_Request_
Print each of the entries exactly, leaving nothing out.

Items listed in a dataset:
= = =
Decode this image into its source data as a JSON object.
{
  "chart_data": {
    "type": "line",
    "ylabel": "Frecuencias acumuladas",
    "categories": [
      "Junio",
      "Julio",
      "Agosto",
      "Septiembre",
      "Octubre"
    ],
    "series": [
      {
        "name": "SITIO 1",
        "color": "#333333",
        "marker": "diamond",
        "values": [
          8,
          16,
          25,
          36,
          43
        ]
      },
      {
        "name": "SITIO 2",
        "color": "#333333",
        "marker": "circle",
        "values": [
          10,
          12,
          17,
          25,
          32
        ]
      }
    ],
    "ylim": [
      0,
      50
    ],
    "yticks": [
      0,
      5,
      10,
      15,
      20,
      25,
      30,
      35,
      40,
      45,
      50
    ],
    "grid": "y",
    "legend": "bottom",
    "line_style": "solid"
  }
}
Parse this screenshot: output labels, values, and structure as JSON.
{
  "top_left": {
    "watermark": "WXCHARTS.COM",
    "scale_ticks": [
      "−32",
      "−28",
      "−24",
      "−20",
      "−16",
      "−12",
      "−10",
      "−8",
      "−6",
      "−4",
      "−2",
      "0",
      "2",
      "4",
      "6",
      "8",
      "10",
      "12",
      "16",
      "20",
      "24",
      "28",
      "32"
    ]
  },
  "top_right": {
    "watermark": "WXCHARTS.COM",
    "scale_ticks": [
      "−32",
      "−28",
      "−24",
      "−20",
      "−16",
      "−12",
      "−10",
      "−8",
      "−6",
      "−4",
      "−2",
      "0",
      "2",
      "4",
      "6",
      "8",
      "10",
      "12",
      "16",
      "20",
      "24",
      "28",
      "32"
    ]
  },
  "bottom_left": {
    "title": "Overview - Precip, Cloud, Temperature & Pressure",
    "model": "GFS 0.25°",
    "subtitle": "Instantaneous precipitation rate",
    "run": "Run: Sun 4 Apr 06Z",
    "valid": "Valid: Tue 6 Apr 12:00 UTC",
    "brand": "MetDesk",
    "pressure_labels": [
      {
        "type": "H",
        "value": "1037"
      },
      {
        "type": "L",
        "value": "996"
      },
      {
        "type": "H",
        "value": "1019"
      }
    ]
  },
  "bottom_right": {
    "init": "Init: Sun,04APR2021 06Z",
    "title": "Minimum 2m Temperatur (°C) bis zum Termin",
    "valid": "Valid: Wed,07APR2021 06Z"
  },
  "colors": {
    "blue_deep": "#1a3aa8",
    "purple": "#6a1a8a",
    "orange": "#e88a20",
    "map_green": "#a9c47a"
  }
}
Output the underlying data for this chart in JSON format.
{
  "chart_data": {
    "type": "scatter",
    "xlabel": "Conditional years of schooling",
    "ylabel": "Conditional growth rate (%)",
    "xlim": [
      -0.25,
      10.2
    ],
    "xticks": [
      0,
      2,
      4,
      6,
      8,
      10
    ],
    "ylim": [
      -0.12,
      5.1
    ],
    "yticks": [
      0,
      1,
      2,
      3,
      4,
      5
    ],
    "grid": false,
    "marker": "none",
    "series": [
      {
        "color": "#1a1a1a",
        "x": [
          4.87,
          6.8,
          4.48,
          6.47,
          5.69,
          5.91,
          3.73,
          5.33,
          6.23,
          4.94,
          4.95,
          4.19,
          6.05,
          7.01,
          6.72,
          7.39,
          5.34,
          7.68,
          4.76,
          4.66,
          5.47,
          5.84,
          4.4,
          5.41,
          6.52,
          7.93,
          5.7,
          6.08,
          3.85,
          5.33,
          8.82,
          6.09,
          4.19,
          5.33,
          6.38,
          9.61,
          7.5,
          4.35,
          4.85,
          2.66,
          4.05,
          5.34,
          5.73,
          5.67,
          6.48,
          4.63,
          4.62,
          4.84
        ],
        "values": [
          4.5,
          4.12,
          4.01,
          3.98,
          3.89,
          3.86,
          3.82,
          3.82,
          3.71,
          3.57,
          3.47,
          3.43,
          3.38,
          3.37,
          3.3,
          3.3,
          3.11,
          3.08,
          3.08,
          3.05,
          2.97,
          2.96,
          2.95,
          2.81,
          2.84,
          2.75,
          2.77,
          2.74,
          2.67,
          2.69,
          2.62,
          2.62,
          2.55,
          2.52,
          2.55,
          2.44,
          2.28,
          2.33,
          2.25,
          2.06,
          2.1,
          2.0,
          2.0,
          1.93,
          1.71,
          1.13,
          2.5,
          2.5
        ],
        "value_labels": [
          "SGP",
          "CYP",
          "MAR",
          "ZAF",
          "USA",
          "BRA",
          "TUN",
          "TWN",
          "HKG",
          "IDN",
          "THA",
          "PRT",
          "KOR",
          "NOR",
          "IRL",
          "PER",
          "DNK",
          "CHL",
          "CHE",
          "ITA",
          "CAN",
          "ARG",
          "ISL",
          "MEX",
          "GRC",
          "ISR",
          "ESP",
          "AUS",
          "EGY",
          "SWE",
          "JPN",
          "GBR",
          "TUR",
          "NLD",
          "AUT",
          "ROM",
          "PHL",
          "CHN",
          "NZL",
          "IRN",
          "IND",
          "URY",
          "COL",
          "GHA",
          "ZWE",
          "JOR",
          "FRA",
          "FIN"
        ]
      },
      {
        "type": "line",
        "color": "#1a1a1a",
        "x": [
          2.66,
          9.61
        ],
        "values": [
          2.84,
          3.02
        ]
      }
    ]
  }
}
= = =
_Exercise output_
Decode this image into its source data as a JSON object.
{
  "chart_data": {
    "type": "line",
    "ylabel": "Frecuencias acumuladas",
    "categories": [
      "Junio",
      "Julio",
      "Agosto",
      "Septiembre",
      "Octubre"
    ],
    "series": [
      {
        "name": "SITIO 1",
        "color": "#333333",
        "marker": "diamond",
        "values": [
          8,
          16,
          25,
          36,
          43
        ]
      },
      {
        "name": "SITIO 2",
        "color": "#333333",
        "marker": "circle",
        "values": [
          10,
          12,
          17,
          25,
          32
        ]
      }
    ],
    "ylim": [
      0,
      50
    ],
    "yticks": [
      0,
      5,
      10,
      15,
      20,
      25,
      30,
      35,
      40,
      45,
      50
    ],
    "grid": "y",
    "legend": "bottom",
    "line_style": "solid"
  }
}
Parse this screenshot: output labels, values, and structure as JSON.
{
  "top_left": {
    "watermark": "WXCHARTS.COM",
    "scale_ticks": [
      "−32",
      "−28",
      "−24",
      "−20",
      "−16",
      "−12",
      "−10",
      "−8",
      "−6",
      "−4",
      "−2",
      "0",
      "2",
      "4",
      "6",
      "8",
      "10",
      "12",
      "16",
      "20",
      "24",
      "28",
      "32"
    ]
  },
  "top_right": {
    "watermark": "WXCHARTS.COM",
    "scale_ticks": [
      "−32",
      "−28",
      "−24",
      "−20",
      "−16",
      "−12",
      "−10",
      "−8",
      "−6",
      "−4",
      "−2",
      "0",
      "2",
      "4",
      "6",
      "8",
      "10",
      "12",
      "16",
      "20",
      "24",
      "28",
      "32"
    ]
  },
  "bottom_left": {
    "title": "Overview - Precip, Cloud, Temperature & Pressure",
    "model": "GFS 0.25°",
    "subtitle": "Instantaneous precipitation rate",
    "run": "Run: Sun 4 Apr 06Z",
    "valid": "Valid: Tue 6 Apr 12:00 UTC",
    "brand": "MetDesk",
    "pressure_labels": [
      {
        "type": "H",
        "value": "1037"
      },
      {
        "type": "L",
        "value": "996"
      },
      {
        "type": "H",
        "value": "1019"
      }
    ]
  },
  "bottom_right": {
    "init": "Init: Sun,04APR2021 06Z",
    "title": "Minimum 2m Temperatur (°C) bis zum Termin",
    "valid": "Valid: Wed,07APR2021 06Z"
  },
  "colors": {
    "blue_deep": "#1a3aa8",
    "purple": "#6a1a8a",
    "orange": "#e88a20",
    "map_green": "#a9c47a"
  }
}
Output the underlying data for this chart in JSON format.
{
  "chart_data": {
    "type": "scatter",
    "xlabel": "Conditional years of schooling",
    "ylabel": "Conditional growth rate (%)",
    "xlim": [
      -0.25,
      10.2
    ],
    "xticks": [
      0,
      2,
      4,
      6,
      8,
      10
    ],
    "ylim": [
      -0.12,
      5.1
    ],
    "yticks": [
      0,
      1,
      2,
      3,
      4,
      5
    ],
    "grid": false,
    "marker": "none",
    "series": [
      {
        "color": "#1a1a1a",
        "x": [
          4.87,
          6.8,
          4.48,
          6.47,
          5.69,
          5.91,
          3.73,
          5.33,
          6.23,
          4.94,
          4.95,
          4.19,
          6.05,
          7.01,
          6.72,
          7.39,
          5.34,
          7.68,
          4.76,
          4.66,
          5.47,
          5.84,
          4.4,
          5.41,
          6.52,
          7.93,
          5.7,
          6.08,
          3.85,
          5.33,
          8.82,
          6.09,
          4.19,
          5.33,
          6.38,
          9.61,
          7.5,
          4.35,
          4.85,
          2.66,
          4.05,
          5.34,
          5.73,
          5.67,
          6.48,
          4.63,
          4.62,
          4.84
        ],
        "values": [
          4.5,
          4.12,
          4.01,
          3.98,
          3.89,
          3.86,
          3.82,
          3.82,
          3.71,
          3.57,
          3.47,
          3.43,
          3.38,
          3.37,
          3.3,
          3.3,
          3.11,
          3.08,
          3.08,
          3.05,
          2.97,
          2.96,
          2.95,
          2.81,
          2.84,
          2.75,
          2.77,
          2.74,
          2.67,
          2.69,
          2.62,
          2.62,
          2.55,
          2.52,
          2.55,
          2.44,
          2.28,
          2.33,
          2.25,
          2.06,
          2.1,
          2.0,
          2.0,
          1.93,
          1.71,
          1.13,
          2.5,
          2.5
        ],
        "value_labels": [
          "SGP",
          "CYP",
          "MAR",
          "ZAF",
          "USA",
          "BRA",
          "TUN",
          "TWN",
          "HKG",
          "IDN",
          "THA",
          "PRT",
          "KOR",
          "NOR",
          "IRL",
          "PER",
          "DNK",
          "CHL",
          "CHE",
          "ITA",
          "CAN",
          "ARG",
          "ISL",
          "MEX",
          "GRC",
          "ISR",
          "ESP",
          "AUS",
          "EGY",
          "SWE",
          "JPN",
          "GBR",
          "TUR",
          "NLD",
          "AUT",
          "ROM",
          "PHL",
          "CHN",
          "NZL",
          "IRN",
          "IND",
          "URY",
          "COL",
          "GHA",
          "ZWE",
          "JOR",
          "FRA",
          "FIN"
        ]
      },
      {
        "type": "line",
        "color": "#1a1a1a",
        "x": [
          2.66,
          9.61
        ],
        "values": [
          2.84,
          3.02
        ]
      }
    ]
  }
}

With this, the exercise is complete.